State how many lines in the listing below include the word "couponType", and add nothing besides the number.

::: Material for the task :::

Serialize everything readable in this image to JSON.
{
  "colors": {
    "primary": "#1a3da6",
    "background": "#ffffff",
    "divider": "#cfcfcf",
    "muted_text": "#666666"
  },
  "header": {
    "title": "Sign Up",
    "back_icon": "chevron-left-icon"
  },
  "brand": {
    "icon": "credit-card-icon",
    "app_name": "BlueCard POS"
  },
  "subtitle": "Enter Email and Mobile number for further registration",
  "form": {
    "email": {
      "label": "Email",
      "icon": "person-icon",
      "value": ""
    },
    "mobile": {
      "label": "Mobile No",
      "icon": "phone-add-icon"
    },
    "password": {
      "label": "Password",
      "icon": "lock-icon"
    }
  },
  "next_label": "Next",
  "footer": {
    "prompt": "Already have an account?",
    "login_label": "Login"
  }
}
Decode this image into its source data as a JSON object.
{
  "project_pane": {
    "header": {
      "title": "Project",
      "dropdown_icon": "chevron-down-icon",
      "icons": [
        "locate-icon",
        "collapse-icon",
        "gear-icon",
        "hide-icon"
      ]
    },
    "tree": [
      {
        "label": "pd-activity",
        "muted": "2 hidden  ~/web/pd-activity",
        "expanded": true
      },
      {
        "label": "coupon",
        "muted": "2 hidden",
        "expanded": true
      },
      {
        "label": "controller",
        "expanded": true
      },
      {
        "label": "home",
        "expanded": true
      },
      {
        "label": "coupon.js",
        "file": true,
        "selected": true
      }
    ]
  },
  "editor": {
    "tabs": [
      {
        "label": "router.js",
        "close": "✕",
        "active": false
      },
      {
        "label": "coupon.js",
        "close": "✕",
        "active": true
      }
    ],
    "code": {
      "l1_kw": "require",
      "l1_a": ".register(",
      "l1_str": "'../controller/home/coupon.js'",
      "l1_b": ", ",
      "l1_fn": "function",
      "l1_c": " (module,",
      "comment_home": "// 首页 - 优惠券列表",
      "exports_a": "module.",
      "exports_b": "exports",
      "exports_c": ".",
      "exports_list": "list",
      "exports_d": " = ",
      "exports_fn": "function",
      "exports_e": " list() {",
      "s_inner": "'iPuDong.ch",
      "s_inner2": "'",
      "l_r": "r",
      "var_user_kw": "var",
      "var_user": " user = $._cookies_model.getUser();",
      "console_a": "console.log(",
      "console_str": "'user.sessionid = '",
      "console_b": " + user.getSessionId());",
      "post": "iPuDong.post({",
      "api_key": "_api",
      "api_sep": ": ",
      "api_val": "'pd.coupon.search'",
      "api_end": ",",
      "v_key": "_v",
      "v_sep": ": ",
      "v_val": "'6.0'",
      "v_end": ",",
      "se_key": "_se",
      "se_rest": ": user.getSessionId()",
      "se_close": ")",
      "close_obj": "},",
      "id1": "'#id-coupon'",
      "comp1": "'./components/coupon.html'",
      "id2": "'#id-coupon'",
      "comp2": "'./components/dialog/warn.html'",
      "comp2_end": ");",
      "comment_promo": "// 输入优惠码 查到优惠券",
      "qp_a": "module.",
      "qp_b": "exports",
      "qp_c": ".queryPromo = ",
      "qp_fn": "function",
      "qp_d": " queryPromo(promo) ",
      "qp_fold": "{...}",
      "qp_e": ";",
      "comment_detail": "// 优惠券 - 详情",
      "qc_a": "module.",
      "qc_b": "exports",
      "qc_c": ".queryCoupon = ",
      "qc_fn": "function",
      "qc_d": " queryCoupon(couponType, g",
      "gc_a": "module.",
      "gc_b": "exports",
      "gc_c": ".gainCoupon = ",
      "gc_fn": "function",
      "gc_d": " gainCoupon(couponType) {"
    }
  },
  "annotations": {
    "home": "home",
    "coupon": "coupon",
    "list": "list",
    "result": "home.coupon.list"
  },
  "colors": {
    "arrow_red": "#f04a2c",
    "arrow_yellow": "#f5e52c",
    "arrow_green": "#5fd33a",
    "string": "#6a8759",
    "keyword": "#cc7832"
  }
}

:::

## [Answer]
2